The request :: Wherever the string "ОБЛКУЛЬТНАСЛЕДИЕ" appears in a line, extract that line.

Data ::
## START
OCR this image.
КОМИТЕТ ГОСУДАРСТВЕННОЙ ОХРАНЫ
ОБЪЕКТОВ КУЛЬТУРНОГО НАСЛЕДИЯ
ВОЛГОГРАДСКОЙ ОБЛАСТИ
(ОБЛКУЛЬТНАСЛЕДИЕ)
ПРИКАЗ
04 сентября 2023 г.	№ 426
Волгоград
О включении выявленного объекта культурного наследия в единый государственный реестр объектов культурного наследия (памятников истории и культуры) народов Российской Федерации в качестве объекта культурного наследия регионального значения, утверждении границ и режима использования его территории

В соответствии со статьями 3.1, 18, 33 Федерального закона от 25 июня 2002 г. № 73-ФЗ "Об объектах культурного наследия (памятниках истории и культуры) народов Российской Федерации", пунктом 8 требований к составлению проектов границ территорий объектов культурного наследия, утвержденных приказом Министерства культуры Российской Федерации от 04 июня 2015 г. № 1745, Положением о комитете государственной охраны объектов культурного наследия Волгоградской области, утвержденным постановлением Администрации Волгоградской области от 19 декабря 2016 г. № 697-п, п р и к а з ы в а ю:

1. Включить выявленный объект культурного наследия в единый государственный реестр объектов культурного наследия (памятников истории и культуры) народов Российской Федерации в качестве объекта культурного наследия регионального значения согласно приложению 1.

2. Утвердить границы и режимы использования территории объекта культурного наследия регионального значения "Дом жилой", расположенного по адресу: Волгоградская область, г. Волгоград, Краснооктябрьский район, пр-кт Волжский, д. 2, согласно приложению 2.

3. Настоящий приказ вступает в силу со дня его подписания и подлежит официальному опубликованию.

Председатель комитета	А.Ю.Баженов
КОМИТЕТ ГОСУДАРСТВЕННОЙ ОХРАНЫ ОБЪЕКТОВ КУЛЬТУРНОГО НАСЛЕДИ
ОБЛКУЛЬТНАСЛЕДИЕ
## END
The completed task ::
(ОБЛКУЛЬТНАСЛЕДИЕ)
ОБЛКУЛЬТНАСЛЕДИЕ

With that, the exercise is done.